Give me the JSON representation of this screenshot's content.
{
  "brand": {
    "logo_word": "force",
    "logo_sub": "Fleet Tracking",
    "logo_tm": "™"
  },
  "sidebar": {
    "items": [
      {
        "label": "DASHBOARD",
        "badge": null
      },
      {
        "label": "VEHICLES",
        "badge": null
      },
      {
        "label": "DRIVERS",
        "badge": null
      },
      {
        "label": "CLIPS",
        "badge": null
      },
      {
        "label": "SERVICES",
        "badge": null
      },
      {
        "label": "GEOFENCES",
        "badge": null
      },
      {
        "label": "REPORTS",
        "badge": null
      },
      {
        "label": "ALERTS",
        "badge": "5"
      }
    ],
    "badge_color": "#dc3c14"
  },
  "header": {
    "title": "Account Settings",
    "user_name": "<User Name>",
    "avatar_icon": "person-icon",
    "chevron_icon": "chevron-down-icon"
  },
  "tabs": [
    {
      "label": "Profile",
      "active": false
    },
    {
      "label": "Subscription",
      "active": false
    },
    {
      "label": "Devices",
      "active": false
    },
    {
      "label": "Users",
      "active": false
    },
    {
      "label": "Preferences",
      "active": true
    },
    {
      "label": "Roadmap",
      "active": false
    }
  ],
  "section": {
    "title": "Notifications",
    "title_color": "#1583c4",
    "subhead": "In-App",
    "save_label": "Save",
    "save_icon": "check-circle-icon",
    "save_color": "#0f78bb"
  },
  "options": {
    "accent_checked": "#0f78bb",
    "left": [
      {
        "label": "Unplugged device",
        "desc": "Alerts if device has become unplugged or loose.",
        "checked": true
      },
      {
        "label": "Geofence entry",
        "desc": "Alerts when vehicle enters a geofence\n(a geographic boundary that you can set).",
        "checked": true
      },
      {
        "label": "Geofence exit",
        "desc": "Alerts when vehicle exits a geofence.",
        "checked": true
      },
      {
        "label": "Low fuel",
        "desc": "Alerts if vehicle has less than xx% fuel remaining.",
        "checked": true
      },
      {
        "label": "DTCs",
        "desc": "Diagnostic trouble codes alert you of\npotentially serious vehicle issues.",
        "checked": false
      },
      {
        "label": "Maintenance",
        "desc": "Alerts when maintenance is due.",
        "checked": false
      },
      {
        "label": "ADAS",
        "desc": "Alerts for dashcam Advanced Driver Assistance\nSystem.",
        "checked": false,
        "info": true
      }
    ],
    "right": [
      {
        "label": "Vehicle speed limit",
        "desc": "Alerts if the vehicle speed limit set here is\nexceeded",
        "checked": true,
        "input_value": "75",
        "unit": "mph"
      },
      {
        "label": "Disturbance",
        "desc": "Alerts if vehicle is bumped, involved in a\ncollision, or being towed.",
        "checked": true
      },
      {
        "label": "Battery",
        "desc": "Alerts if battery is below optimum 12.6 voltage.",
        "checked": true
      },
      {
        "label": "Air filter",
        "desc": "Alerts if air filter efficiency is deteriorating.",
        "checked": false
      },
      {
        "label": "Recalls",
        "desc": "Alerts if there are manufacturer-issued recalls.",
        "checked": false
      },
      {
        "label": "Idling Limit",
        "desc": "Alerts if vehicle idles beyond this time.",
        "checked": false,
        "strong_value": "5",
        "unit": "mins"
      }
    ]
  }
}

====================

STATED EXERCISE: The word "fuel" may turn up on some lines of these records; say how many, with no other words.

REPLY: 2